» **Directions**: Your result should be every line of the records below that contains the word "title".

Source records below:

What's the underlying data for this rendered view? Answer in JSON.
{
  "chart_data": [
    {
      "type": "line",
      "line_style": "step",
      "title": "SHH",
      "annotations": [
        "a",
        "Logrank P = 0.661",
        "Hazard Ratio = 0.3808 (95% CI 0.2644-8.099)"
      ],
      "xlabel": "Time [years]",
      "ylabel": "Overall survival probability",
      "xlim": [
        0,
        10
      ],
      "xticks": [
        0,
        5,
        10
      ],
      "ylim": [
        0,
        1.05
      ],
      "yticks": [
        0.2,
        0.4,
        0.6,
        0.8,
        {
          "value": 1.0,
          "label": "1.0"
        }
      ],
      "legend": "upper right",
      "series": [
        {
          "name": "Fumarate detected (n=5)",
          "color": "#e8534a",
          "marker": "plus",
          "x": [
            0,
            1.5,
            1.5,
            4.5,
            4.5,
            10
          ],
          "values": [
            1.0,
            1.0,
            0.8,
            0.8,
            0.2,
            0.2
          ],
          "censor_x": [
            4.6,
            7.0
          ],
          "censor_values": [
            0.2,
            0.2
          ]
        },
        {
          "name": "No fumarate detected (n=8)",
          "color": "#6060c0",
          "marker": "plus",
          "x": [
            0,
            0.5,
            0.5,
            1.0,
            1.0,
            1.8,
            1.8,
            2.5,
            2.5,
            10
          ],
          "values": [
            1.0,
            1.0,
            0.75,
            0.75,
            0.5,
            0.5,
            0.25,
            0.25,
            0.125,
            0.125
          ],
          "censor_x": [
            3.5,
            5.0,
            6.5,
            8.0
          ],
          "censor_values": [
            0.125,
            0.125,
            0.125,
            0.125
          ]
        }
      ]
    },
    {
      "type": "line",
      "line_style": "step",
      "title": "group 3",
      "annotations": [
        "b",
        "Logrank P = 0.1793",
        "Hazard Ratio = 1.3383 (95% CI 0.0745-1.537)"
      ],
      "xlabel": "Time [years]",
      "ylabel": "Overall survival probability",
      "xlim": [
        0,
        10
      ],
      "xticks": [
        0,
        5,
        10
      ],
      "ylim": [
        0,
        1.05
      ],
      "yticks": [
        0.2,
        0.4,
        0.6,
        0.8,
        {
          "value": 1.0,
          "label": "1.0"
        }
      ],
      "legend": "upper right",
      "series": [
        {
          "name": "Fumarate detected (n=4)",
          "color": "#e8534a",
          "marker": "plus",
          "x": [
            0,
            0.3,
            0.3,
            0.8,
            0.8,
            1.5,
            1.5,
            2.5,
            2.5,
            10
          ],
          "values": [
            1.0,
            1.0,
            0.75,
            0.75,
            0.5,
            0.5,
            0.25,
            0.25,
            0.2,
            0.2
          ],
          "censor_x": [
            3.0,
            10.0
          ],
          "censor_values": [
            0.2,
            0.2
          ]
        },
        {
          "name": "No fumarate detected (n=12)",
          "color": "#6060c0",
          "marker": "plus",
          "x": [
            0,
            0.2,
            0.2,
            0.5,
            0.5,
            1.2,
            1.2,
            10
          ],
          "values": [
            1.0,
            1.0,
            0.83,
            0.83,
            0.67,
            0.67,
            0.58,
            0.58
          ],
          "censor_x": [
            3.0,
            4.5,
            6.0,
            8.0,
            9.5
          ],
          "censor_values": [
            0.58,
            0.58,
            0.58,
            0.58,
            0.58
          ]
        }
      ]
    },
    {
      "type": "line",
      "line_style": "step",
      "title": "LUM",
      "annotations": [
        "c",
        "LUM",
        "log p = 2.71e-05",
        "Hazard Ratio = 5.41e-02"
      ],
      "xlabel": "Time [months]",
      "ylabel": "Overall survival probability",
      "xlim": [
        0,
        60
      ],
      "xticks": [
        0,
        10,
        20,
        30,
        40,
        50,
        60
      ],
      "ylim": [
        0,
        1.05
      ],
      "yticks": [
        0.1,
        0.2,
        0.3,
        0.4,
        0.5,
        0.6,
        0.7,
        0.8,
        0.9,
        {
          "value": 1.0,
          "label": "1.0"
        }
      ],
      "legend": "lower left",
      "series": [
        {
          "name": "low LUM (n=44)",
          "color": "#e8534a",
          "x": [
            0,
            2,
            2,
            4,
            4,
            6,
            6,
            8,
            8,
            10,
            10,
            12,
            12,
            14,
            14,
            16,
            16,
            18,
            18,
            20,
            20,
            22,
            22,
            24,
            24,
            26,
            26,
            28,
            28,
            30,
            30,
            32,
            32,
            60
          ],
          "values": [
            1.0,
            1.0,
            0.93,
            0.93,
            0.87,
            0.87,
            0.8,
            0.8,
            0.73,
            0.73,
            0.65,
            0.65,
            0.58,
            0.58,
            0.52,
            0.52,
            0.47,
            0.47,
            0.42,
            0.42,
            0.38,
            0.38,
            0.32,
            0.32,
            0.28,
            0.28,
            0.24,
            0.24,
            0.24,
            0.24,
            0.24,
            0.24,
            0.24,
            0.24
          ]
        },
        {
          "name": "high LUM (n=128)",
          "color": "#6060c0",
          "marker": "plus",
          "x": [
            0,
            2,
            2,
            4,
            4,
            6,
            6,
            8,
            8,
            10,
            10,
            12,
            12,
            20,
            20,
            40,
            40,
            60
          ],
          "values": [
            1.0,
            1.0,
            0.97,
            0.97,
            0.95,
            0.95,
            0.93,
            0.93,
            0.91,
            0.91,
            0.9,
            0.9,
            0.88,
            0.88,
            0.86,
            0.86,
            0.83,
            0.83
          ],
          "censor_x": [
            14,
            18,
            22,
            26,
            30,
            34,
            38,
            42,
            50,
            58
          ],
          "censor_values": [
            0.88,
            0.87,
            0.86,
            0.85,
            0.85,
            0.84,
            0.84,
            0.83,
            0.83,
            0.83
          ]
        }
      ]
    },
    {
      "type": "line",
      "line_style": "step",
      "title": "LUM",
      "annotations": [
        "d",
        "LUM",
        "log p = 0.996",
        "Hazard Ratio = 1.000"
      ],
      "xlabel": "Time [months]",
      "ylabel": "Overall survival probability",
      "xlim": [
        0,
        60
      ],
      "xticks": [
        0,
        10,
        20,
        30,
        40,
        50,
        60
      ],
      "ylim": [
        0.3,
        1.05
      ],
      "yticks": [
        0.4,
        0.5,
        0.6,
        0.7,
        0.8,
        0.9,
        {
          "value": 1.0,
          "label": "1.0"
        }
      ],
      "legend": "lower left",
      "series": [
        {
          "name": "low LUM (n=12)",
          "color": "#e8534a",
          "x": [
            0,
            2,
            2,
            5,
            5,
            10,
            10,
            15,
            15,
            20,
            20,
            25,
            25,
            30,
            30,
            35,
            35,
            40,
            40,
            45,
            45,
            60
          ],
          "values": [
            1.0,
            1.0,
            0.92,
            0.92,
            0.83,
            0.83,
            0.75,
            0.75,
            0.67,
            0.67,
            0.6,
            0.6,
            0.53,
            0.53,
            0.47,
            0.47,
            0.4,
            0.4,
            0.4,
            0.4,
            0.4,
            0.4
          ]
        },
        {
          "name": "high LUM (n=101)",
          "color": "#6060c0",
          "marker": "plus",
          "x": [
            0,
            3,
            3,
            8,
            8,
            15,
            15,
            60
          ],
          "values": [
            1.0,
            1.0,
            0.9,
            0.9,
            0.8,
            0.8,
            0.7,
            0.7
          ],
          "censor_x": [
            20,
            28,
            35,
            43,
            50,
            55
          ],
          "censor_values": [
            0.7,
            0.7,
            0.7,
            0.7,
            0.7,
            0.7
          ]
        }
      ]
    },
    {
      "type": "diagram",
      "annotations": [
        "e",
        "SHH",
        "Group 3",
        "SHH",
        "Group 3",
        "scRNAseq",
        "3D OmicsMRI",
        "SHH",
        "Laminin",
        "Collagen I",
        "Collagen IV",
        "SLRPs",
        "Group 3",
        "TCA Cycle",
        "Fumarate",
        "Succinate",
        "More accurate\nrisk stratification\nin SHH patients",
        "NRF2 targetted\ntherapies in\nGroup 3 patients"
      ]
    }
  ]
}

End of Source records.

» **Answer to this task**:
      "title": "SHH",
      "title": "group 3",
      "title": "LUM",
      "title": "LUM",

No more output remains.